## PROBLEM TO SOLVE:
Retype the records that come next, word for word.

## PROVIDED ENTRIES:
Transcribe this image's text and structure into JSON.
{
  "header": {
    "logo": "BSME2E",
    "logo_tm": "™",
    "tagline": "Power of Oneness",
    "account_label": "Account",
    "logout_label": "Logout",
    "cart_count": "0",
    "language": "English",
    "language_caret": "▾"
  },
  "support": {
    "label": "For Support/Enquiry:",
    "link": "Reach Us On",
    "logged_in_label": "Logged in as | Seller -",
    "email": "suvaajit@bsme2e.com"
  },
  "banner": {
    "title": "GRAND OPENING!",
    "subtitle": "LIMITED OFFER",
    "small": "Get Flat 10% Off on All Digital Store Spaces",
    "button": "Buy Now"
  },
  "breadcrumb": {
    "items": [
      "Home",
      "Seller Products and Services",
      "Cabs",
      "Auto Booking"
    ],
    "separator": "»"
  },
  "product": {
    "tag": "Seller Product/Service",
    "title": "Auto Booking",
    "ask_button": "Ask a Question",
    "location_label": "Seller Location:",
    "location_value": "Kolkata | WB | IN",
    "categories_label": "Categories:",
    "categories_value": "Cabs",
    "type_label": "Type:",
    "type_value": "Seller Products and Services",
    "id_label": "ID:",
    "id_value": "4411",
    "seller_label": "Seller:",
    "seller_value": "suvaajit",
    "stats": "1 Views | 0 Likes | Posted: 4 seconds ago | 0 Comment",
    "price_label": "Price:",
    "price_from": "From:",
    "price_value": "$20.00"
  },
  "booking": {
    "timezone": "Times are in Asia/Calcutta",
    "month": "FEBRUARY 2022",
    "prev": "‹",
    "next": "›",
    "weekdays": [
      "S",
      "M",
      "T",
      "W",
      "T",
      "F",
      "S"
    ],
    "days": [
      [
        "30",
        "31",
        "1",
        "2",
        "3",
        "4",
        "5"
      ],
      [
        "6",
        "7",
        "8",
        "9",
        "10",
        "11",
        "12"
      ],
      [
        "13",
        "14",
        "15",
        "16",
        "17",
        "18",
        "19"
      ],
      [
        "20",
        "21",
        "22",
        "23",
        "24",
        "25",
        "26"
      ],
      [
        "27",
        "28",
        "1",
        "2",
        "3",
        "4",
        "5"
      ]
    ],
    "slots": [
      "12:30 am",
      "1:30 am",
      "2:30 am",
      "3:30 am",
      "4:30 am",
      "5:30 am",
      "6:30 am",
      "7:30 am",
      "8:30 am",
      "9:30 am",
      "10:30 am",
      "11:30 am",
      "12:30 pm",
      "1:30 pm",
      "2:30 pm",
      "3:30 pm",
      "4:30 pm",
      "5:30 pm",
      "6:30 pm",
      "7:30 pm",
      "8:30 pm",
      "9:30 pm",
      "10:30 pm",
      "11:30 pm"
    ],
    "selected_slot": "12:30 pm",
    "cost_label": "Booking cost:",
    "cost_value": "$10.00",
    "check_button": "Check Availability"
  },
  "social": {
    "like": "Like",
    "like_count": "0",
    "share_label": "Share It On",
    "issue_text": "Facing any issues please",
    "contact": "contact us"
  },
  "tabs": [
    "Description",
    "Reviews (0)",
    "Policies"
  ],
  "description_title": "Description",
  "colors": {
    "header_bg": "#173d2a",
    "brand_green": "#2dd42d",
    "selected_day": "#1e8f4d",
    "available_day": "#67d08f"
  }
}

## TASK OUTPUT:
Transcribe this image's text and structure into JSON.
{
  "header": {
    "logo": "BSME2E",
    "logo_tm": "™",
    "tagline": "Power of Oneness",
    "account_label": "Account",
    "logout_label": "Logout",
    "cart_count": "0",
    "language": "English",
    "language_caret": "▾"
  },
  "support": {
    "label": "For Support/Enquiry:",
    "link": "Reach Us On",
    "logged_in_label": "Logged in as | Seller -",
    "email": "suvaajit@bsme2e.com"
  },
  "banner": {
    "title": "GRAND OPENING!",
    "subtitle": "LIMITED OFFER",
    "small": "Get Flat 10% Off on All Digital Store Spaces",
    "button": "Buy Now"
  },
  "breadcrumb": {
    "items": [
      "Home",
      "Seller Products and Services",
      "Cabs",
      "Auto Booking"
    ],
    "separator": "»"
  },
  "product": {
    "tag": "Seller Product/Service",
    "title": "Auto Booking",
    "ask_button": "Ask a Question",
    "location_label": "Seller Location:",
    "location_value": "Kolkata | WB | IN",
    "categories_label": "Categories:",
    "categories_value": "Cabs",
    "type_label": "Type:",
    "type_value": "Seller Products and Services",
    "id_label": "ID:",
    "id_value": "4411",
    "seller_label": "Seller:",
    "seller_value": "suvaajit",
    "stats": "1 Views | 0 Likes | Posted: 4 seconds ago | 0 Comment",
    "price_label": "Price:",
    "price_from": "From:",
    "price_value": "$20.00"
  },
  "booking": {
    "timezone": "Times are in Asia/Calcutta",
    "month": "FEBRUARY 2022",
    "prev": "‹",
    "next": "›",
    "weekdays": [
      "S",
      "M",
      "T",
      "W",
      "T",
      "F",
      "S"
    ],
    "days": [
      [
        "30",
        "31",
        "1",
        "2",
        "3",
        "4",
        "5"
      ],
      [
        "6",
        "7",
        "8",
        "9",
        "10",
        "11",
        "12"
      ],
      [
        "13",
        "14",
        "15",
        "16",
        "17",
        "18",
        "19"
      ],
      [
        "20",
        "21",
        "22",
        "23",
        "24",
        "25",
        "26"
      ],
      [
        "27",
        "28",
        "1",
        "2",
        "3",
        "4",
        "5"
      ]
    ],
    "slots": [
      "12:30 am",
      "1:30 am",
      "2:30 am",
      "3:30 am",
      "4:30 am",
      "5:30 am",
      "6:30 am",
      "7:30 am",
      "8:30 am",
      "9:30 am",
      "10:30 am",
      "11:30 am",
      "12:30 pm",
      "1:30 pm",
      "2:30 pm",
      "3:30 pm",
      "4:30 pm",
      "5:30 pm",
      "6:30 pm",
      "7:30 pm",
      "8:30 pm",
      "9:30 pm",
      "10:30 pm",
      "11:30 pm"
    ],
    "selected_slot": "12:30 pm",
    "cost_label": "Booking cost:",
    "cost_value": "$10.00",
    "check_button": "Check Availability"
  },
  "social": {
    "like": "Like",
    "like_count": "0",
    "share_label": "Share It On",
    "issue_text": "Facing any issues please",
    "contact": "contact us"
  },
  "tabs": [
    "Description",
    "Reviews (0)",
    "Policies"
  ],
  "description_title": "Description",
  "colors": {
    "header_bg": "#173d2a",
    "brand_green": "#2dd42d",
    "selected_day": "#1e8f4d",
    "available_day": "#67d08f"
  }
}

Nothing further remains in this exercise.